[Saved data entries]
++++++

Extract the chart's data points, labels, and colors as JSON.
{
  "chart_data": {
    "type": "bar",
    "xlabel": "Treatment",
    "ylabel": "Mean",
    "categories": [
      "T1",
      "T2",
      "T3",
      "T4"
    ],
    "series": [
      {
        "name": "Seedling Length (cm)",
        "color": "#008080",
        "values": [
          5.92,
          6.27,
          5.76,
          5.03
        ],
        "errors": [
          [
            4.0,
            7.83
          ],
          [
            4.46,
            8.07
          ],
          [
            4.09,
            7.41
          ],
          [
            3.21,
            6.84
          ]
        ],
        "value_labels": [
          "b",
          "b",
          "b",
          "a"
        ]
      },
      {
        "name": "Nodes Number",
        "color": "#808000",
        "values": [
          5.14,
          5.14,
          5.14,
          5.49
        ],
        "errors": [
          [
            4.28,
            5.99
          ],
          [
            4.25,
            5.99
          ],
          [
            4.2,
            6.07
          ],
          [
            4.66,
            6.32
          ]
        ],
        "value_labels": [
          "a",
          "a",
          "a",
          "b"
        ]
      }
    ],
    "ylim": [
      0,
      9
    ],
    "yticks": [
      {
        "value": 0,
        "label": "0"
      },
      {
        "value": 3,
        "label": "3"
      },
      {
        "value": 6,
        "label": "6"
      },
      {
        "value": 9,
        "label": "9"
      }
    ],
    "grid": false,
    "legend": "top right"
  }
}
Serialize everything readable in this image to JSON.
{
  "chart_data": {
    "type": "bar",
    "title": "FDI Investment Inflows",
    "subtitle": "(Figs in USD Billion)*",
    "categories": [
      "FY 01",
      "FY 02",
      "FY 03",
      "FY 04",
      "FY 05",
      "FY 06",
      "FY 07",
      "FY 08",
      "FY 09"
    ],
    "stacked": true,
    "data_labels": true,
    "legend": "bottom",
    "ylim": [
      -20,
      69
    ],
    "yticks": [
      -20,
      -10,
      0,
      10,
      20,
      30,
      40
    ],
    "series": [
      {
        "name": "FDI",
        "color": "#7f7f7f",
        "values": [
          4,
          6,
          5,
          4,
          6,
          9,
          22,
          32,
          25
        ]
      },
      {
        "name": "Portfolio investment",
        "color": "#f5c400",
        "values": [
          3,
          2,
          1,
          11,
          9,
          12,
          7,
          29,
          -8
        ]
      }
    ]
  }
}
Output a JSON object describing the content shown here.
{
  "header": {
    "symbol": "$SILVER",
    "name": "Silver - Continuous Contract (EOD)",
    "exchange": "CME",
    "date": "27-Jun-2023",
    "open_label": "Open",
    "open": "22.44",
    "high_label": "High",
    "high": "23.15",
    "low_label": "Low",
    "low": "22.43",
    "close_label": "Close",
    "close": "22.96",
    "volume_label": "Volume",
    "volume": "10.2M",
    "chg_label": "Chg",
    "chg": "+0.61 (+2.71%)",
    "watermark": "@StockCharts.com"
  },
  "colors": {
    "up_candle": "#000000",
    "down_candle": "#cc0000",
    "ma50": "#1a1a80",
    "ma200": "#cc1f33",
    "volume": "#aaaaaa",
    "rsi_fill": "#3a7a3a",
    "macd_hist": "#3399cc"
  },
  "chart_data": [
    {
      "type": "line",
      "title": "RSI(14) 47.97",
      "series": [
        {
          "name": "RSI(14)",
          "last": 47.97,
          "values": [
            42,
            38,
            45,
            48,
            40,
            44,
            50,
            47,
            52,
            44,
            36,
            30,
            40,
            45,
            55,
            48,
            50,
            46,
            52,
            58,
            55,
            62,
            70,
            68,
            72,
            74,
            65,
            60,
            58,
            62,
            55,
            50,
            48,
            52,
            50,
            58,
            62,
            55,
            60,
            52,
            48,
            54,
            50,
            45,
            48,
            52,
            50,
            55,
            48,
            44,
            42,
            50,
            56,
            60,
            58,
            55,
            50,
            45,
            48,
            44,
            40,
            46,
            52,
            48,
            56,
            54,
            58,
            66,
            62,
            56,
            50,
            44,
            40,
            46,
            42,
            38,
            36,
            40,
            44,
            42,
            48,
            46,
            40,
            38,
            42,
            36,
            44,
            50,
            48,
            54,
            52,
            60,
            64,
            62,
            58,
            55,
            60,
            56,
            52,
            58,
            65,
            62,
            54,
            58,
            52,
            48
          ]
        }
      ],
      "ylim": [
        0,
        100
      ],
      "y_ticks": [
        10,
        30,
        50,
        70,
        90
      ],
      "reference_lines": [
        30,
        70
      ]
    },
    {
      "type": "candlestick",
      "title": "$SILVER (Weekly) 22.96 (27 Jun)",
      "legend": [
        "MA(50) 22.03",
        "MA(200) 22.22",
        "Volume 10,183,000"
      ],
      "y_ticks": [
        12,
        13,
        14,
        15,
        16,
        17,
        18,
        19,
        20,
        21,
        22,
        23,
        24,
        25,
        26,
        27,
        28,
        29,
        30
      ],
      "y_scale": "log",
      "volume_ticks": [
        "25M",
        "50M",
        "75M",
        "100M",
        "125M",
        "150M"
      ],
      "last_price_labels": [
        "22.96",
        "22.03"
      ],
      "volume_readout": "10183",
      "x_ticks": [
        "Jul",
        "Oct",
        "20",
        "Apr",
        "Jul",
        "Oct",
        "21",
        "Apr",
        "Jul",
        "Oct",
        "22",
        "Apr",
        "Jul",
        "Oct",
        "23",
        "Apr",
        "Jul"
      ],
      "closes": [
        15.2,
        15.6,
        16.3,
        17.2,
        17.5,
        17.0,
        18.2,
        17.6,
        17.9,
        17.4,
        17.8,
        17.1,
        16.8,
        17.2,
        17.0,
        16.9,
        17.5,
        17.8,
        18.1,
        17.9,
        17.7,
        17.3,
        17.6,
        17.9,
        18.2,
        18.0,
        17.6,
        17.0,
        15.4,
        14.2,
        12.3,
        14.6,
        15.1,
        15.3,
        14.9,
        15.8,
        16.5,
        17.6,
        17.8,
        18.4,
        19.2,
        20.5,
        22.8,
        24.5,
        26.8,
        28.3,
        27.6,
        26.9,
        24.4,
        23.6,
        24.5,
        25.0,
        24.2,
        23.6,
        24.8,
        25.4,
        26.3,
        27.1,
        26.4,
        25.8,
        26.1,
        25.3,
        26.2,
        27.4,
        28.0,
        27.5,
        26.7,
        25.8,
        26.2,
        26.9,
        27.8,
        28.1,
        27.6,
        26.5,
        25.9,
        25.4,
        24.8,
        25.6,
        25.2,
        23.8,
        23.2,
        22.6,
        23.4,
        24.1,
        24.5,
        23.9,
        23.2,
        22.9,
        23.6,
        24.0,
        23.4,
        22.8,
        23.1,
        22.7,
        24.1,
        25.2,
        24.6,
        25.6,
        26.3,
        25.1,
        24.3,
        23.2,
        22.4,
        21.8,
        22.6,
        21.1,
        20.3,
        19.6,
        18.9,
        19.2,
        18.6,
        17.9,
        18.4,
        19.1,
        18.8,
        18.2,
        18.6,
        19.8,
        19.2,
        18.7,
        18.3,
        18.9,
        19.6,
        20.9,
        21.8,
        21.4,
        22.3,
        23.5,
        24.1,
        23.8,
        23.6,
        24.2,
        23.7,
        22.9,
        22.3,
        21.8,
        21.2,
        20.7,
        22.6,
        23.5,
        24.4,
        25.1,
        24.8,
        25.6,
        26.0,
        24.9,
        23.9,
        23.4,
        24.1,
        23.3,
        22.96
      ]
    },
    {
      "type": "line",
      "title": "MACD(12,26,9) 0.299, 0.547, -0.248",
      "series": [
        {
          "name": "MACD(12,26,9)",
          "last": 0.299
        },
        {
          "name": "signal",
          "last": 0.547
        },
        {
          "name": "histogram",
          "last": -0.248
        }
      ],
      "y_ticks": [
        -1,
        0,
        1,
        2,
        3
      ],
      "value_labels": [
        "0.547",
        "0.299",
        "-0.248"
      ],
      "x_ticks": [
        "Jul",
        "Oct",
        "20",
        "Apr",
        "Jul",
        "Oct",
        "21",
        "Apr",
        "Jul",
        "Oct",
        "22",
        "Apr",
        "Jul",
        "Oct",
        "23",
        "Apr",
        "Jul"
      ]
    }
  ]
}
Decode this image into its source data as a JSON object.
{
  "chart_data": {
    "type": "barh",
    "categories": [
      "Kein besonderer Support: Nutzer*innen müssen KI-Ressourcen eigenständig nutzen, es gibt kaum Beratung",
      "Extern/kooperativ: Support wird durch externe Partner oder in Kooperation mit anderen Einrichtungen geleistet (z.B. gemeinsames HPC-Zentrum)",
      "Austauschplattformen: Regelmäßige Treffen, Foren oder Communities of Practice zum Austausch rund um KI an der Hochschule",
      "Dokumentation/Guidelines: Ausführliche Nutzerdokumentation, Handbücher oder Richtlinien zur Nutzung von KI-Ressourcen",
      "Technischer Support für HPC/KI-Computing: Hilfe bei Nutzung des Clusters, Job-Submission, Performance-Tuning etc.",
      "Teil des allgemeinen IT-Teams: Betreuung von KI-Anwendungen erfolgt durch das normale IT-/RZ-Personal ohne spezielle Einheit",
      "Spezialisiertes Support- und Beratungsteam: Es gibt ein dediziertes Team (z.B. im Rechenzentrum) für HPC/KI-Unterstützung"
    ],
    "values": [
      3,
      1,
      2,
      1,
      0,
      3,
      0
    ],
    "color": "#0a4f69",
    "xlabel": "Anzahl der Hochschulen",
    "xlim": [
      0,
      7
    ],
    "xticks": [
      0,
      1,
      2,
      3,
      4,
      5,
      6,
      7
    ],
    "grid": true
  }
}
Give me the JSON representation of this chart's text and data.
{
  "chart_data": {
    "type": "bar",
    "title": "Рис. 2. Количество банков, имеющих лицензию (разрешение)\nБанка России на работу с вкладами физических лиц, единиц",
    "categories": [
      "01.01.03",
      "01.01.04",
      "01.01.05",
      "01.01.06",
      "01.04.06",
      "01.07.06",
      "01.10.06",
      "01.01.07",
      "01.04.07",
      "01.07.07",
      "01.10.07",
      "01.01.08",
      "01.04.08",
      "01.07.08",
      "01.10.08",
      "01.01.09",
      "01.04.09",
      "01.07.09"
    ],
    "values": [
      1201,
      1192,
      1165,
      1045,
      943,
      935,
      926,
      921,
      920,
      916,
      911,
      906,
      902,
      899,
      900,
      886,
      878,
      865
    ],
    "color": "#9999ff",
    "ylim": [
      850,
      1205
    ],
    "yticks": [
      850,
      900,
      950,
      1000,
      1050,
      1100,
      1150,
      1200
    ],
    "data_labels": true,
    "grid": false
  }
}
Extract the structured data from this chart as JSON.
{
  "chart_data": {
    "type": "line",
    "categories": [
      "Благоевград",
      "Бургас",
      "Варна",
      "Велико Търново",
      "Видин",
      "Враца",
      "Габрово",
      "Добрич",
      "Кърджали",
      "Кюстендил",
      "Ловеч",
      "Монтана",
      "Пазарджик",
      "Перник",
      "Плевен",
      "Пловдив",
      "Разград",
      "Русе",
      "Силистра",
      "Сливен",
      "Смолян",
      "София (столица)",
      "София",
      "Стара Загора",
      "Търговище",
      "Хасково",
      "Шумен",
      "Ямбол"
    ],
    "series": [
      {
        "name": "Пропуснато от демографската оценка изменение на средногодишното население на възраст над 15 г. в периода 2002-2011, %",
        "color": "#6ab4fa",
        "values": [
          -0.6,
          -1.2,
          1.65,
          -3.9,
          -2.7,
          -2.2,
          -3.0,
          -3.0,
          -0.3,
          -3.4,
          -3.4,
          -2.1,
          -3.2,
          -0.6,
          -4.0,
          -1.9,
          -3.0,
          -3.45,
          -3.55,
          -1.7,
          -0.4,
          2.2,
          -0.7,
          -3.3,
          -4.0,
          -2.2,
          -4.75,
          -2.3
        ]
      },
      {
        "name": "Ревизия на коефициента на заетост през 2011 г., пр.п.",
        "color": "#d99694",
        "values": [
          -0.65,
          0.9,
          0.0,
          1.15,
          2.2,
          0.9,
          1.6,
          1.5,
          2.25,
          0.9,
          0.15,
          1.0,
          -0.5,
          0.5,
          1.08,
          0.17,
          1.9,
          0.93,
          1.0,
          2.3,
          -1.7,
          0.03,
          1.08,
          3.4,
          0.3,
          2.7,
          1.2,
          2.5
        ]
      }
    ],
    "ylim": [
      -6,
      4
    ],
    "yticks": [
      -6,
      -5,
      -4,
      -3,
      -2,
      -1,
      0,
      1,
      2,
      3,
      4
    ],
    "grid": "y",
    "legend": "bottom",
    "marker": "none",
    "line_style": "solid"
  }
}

++++++

Count the lines of the material that include the word "object", then state only the total.

2